### Direction
State the number of lines in the material below that have "Leaves" in them, without any other text.

### Records to use
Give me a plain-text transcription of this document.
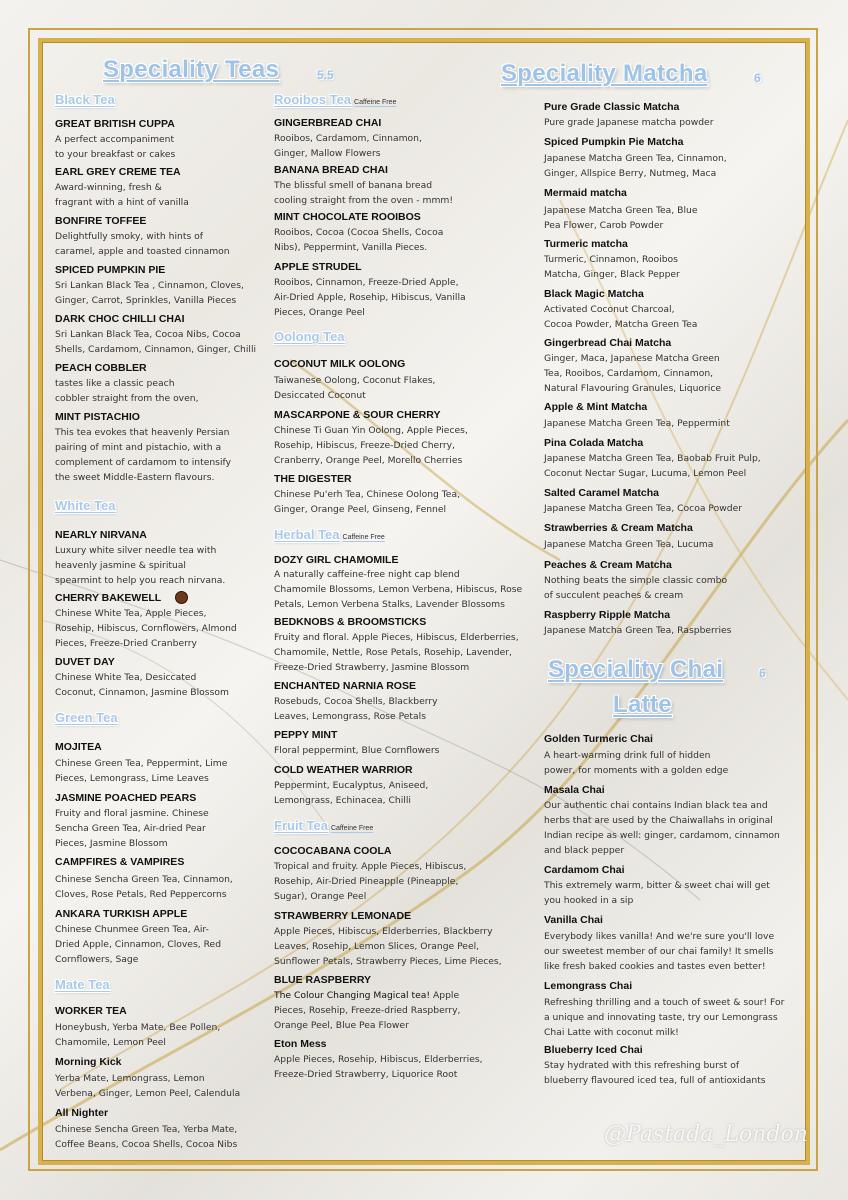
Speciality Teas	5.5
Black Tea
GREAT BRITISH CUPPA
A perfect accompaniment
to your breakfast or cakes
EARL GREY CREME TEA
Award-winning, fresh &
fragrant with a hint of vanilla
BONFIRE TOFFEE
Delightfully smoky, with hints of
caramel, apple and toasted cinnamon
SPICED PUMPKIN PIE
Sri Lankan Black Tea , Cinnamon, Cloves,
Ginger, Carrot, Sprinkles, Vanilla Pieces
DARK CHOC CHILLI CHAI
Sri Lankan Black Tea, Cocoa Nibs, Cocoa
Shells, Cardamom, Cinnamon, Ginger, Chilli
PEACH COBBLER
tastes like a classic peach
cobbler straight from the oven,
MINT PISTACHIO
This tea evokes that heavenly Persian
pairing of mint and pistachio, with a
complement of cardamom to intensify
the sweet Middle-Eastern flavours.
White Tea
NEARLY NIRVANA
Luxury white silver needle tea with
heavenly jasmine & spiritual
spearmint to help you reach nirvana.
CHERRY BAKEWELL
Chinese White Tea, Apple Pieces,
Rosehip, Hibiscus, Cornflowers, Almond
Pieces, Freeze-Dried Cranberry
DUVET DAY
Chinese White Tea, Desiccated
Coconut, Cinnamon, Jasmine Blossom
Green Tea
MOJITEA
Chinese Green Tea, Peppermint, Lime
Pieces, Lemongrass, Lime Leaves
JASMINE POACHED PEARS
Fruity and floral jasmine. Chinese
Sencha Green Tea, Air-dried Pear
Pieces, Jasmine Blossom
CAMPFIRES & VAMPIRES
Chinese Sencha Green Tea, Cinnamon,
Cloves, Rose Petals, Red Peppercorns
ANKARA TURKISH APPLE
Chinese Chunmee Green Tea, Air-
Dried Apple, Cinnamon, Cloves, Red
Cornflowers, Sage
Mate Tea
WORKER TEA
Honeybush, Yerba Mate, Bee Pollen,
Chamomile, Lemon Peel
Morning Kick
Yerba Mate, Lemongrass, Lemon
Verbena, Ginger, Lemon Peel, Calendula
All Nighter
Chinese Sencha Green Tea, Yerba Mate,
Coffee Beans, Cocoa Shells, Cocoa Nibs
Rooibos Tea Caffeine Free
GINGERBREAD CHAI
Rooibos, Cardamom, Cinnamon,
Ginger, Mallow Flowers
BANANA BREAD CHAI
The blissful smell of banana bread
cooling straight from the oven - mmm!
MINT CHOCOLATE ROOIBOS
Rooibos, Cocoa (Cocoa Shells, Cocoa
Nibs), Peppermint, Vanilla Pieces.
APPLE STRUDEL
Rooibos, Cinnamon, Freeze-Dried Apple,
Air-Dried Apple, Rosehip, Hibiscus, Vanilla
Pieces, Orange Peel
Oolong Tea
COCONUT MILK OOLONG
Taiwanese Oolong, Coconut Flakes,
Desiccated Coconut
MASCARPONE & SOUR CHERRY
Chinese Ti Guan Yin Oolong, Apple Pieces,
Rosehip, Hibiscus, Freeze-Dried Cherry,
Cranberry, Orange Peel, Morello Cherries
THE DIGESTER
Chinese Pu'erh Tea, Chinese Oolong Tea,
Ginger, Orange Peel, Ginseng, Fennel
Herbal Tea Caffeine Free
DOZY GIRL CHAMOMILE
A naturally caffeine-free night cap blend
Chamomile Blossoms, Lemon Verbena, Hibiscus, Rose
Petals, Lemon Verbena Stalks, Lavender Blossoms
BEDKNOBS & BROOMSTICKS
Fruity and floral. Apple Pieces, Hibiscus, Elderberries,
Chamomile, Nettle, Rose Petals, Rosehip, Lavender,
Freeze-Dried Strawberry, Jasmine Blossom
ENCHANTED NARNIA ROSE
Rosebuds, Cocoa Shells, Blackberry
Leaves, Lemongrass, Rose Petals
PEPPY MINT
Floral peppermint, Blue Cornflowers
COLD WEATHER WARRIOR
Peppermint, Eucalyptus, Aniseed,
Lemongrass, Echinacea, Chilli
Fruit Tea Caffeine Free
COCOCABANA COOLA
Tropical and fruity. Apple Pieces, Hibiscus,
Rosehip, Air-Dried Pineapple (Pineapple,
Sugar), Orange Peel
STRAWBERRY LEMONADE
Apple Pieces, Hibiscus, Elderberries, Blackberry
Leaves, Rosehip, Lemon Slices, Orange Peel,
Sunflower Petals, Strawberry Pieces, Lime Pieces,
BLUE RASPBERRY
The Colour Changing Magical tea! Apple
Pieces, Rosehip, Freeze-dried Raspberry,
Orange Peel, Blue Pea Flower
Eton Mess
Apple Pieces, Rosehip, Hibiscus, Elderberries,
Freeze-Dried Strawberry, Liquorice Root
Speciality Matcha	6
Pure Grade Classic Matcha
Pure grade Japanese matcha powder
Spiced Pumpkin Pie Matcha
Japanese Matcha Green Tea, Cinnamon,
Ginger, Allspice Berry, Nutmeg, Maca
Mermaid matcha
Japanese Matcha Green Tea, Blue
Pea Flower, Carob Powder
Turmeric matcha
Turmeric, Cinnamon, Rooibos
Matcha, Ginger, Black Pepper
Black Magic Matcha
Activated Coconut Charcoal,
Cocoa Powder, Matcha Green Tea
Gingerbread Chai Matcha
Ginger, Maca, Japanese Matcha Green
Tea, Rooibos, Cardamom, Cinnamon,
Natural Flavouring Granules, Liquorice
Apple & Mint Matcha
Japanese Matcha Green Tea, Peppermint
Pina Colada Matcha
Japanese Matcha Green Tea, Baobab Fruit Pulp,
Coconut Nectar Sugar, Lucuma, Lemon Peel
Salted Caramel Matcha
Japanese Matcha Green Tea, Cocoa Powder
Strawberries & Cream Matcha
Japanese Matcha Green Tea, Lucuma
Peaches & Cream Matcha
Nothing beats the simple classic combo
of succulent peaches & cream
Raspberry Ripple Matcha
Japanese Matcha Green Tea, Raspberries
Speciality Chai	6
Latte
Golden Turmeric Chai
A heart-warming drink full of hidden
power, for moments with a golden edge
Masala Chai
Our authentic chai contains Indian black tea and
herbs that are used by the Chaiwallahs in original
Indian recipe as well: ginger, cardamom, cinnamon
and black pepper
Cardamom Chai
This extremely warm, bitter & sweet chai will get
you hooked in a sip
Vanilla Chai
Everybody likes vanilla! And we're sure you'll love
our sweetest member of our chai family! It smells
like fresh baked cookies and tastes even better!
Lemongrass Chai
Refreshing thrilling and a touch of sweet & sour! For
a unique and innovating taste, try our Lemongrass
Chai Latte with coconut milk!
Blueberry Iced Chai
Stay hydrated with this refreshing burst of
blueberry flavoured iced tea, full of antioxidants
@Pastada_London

### Full output
3